start Available records
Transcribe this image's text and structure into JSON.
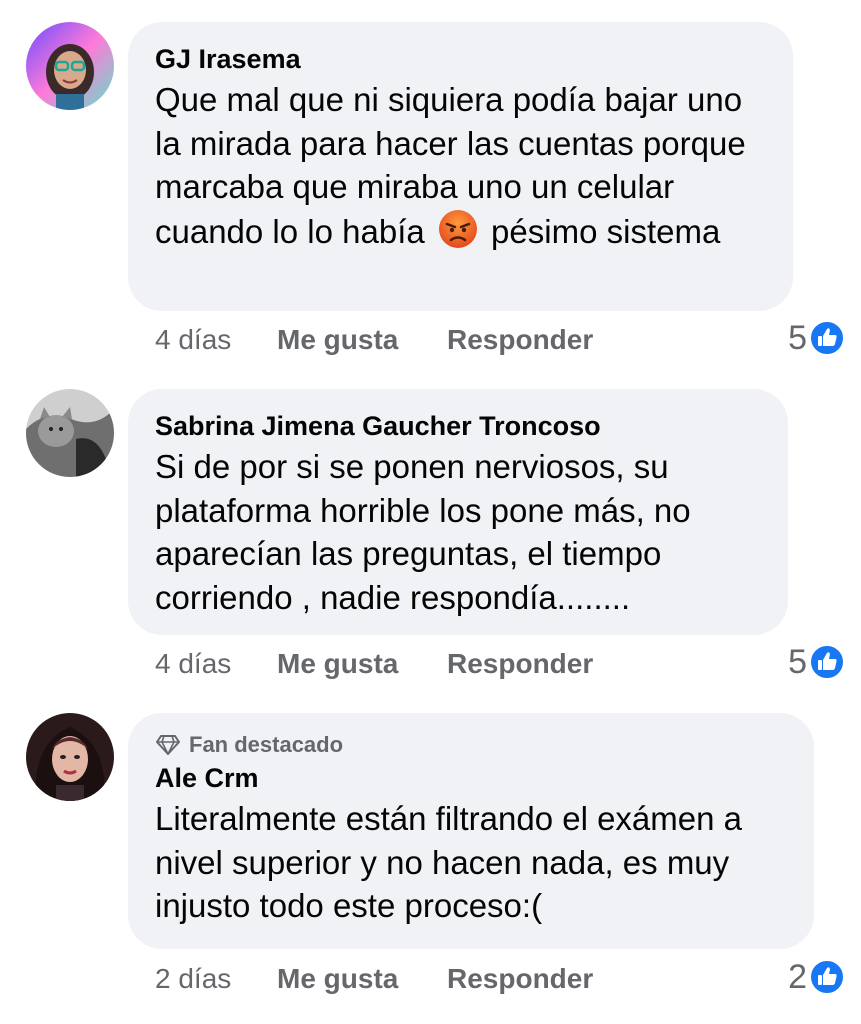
{
  "comments": [
    {
      "author": "GJ Irasema",
      "text_before_emoji": "Que mal que ni siquiera podía bajar uno la mirada para hacer las cuentas porque marcaba que miraba uno un celular cuando lo lo había",
      "emoji": "angry-face-icon",
      "text_after_emoji": "pésimo sistema",
      "time": "4 días",
      "like_label": "Me gusta",
      "reply_label": "Responder",
      "reaction_count": "5",
      "reaction_icon": "like-icon"
    },
    {
      "author": "Sabrina Jimena Gaucher Troncoso",
      "text": "Si de por si se ponen nerviosos, su plataforma horrible los pone más, no aparecían las preguntas,  el tiempo corriendo , nadie respondía........",
      "time": "4 días",
      "like_label": "Me gusta",
      "reply_label": "Responder",
      "reaction_count": "5",
      "reaction_icon": "like-icon"
    },
    {
      "badge": "Fan destacado",
      "badge_icon": "diamond-icon",
      "author": "Ale Crm",
      "text": "Literalmente están filtrando el exámen a nivel superior y no hacen nada, es muy injusto todo este proceso:(",
      "time": "2 días",
      "like_label": "Me gusta",
      "reply_label": "Responder",
      "reaction_count": "2",
      "reaction_icon": "like-icon"
    }
  ],
  "colors": {
    "bubble_bg": "#f0f2f5",
    "secondary_text": "#65676b",
    "like_blue": "#1877f2"
  }
}
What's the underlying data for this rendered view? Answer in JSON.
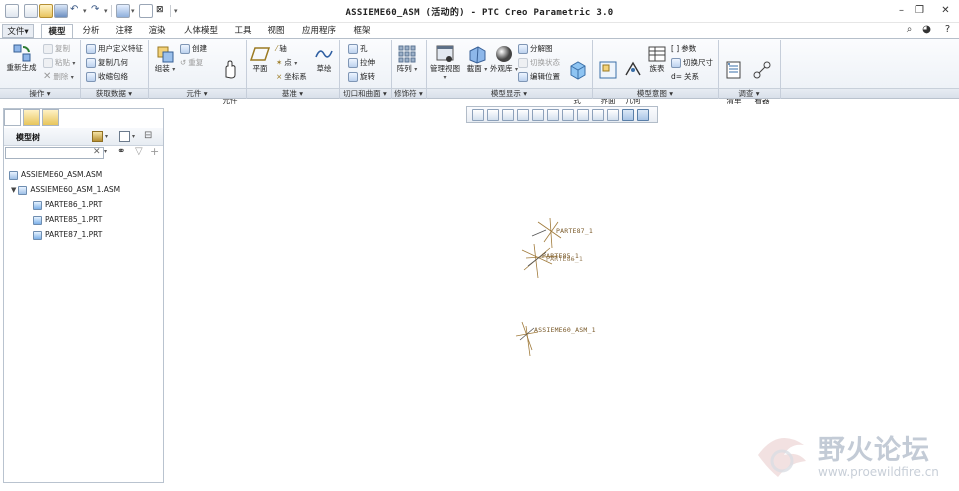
{
  "window": {
    "title": "ASSIEME60_ASM (活动的) - PTC Creo Parametric 3.0"
  },
  "menu": {
    "tabs": [
      "文件▾",
      "模型",
      "分析",
      "注释",
      "渲染",
      "人体模型",
      "工具",
      "视图",
      "应用程序",
      "框架"
    ],
    "active_tab": "模型"
  },
  "ribbon": {
    "groups": {
      "operations": "操作 ▾",
      "get_data": "获取数据 ▾",
      "components": "元件 ▾",
      "datum": "基准 ▾",
      "cut_surface": "切口和曲面 ▾",
      "modifiers": "修饰符 ▾",
      "model_display": "模型显示 ▾",
      "model_intent": "模型意图 ▾",
      "investigate": "调查 ▾"
    },
    "regenerate": "重新生成",
    "copy": "复制",
    "paste": "粘贴",
    "delete": "删除",
    "user_defined_feature": "用户定义特征",
    "copy_geometry": "复制几何",
    "shrinkwrap": "收缩包络",
    "assemble": "组装",
    "create": "创建",
    "repeat": "重复",
    "drag_components": "拖动\n元件",
    "plane": "平面",
    "axis": "轴",
    "point": "点",
    "csys": "坐标系",
    "sketch": "草绘",
    "hole": "孔",
    "extrude": "拉伸",
    "revolve": "旋转",
    "pattern": "阵列",
    "manage_views": "管理视图",
    "section": "截面",
    "appearance_gallery": "外观库",
    "exploded_view": "分解图",
    "toggle_status": "切换状态",
    "edit_position": "编辑位置",
    "display_style": "显示样\n式",
    "component_interface": "元件\n界面",
    "publish_geometry": "发布\n几何",
    "family_table": "族表",
    "parameters": "参数",
    "switch_dimensions": "切换尺寸",
    "relations": "关系",
    "bill_of_materials": "材料\n清单",
    "reference_viewer": "参考查\n看器"
  },
  "sidebar": {
    "panel_title": "模型树",
    "search_placeholder": "",
    "tree": [
      {
        "label": "ASSIEME60_ASM.ASM",
        "level": 0
      },
      {
        "label": "ASSIEME60_ASM_1.ASM",
        "level": 1
      },
      {
        "label": "PARTE86_1.PRT",
        "level": 2
      },
      {
        "label": "PARTE85_1.PRT",
        "level": 2
      },
      {
        "label": "PARTE87_1.PRT",
        "level": 2
      }
    ]
  },
  "canvas": {
    "csys_labels": [
      "PARTE87_1",
      "PARTE85_1",
      "PARTE86_1",
      "ASSIEME60_ASM_1"
    ]
  },
  "watermark": {
    "name": "野火论坛",
    "url": "www.proewildfire.cn"
  },
  "colors": {
    "ribbon_bg": "#eef2f7",
    "csys_label": "#7a5a2a",
    "csys_line": "#a07a3a"
  }
}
end Available records
[Short task]: Omit each picture, then return all of the listing exactly as it stands.

[Completed task]:
Transcribe this image's text and structure into JSON.
{
  "comments": [
    {
      "author": "GJ Irasema",
      "text_before_emoji": "Que mal que ni siquiera podía bajar uno la mirada para hacer las cuentas porque marcaba que miraba uno un celular cuando lo lo había",
      "emoji": "angry-face-icon",
      "text_after_emoji": "pésimo sistema",
      "time": "4 días",
      "like_label": "Me gusta",
      "reply_label": "Responder",
      "reaction_count": "5",
      "reaction_icon": "like-icon"
    },
    {
      "author": "Sabrina Jimena Gaucher Troncoso",
      "text": "Si de por si se ponen nerviosos, su plataforma horrible los pone más, no aparecían las preguntas,  el tiempo corriendo , nadie respondía........",
      "time": "4 días",
      "like_label": "Me gusta",
      "reply_label": "Responder",
      "reaction_count": "5",
      "reaction_icon": "like-icon"
    },
    {
      "badge": "Fan destacado",
      "badge_icon": "diamond-icon",
      "author": "Ale Crm",
      "text": "Literalmente están filtrando el exámen a nivel superior y no hacen nada, es muy injusto todo este proceso:(",
      "time": "2 días",
      "like_label": "Me gusta",
      "reply_label": "Responder",
      "reaction_count": "2",
      "reaction_icon": "like-icon"
    }
  ],
  "colors": {
    "bubble_bg": "#f0f2f5",
    "secondary_text": "#65676b",
    "like_blue": "#1877f2"
  }
}
What's the underlying data for this rendered view? Answer in JSON.
{
  "window": {
    "title": "ASSIEME60_ASM (活动的) - PTC Creo Parametric 3.0"
  },
  "menu": {
    "tabs": [
      "文件▾",
      "模型",
      "分析",
      "注释",
      "渲染",
      "人体模型",
      "工具",
      "视图",
      "应用程序",
      "框架"
    ],
    "active_tab": "模型"
  },
  "ribbon": {
    "groups": {
      "operations": "操作 ▾",
      "get_data": "获取数据 ▾",
      "components": "元件 ▾",
      "datum": "基准 ▾",
      "cut_surface": "切口和曲面 ▾",
      "modifiers": "修饰符 ▾",
      "model_display": "模型显示 ▾",
      "model_intent": "模型意图 ▾",
      "investigate": "调查 ▾"
    },
    "regenerate": "重新生成",
    "copy": "复制",
    "paste": "粘贴",
    "delete": "删除",
    "user_defined_feature": "用户定义特征",
    "copy_geometry": "复制几何",
    "shrinkwrap": "收缩包络",
    "assemble": "组装",
    "create": "创建",
    "repeat": "重复",
    "drag_components": "拖动\n元件",
    "plane": "平面",
    "axis": "轴",
    "point": "点",
    "csys": "坐标系",
    "sketch": "草绘",
    "hole": "孔",
    "extrude": "拉伸",
    "revolve": "旋转",
    "pattern": "阵列",
    "manage_views": "管理视图",
    "section": "截面",
    "appearance_gallery": "外观库",
    "exploded_view": "分解图",
    "toggle_status": "切换状态",
    "edit_position": "编辑位置",
    "display_style": "显示样\n式",
    "component_interface": "元件\n界面",
    "publish_geometry": "发布\n几何",
    "family_table": "族表",
    "parameters": "参数",
    "switch_dimensions": "切换尺寸",
    "relations": "关系",
    "bill_of_materials": "材料\n清单",
    "reference_viewer": "参考查\n看器"
  },
  "sidebar": {
    "panel_title": "模型树",
    "search_placeholder": "",
    "tree": [
      {
        "label": "ASSIEME60_ASM.ASM",
        "level": 0
      },
      {
        "label": "ASSIEME60_ASM_1.ASM",
        "level": 1
      },
      {
        "label": "PARTE86_1.PRT",
        "level": 2
      },
      {
        "label": "PARTE85_1.PRT",
        "level": 2
      },
      {
        "label": "PARTE87_1.PRT",
        "level": 2
      }
    ]
  },
  "canvas": {
    "csys_labels": [
      "PARTE87_1",
      "PARTE85_1",
      "PARTE86_1",
      "ASSIEME60_ASM_1"
    ]
  },
  "watermark": {
    "name": "野火论坛",
    "url": "www.proewildfire.cn"
  },
  "colors": {
    "ribbon_bg": "#eef2f7",
    "csys_label": "#7a5a2a",
    "csys_line": "#a07a3a"
  }
}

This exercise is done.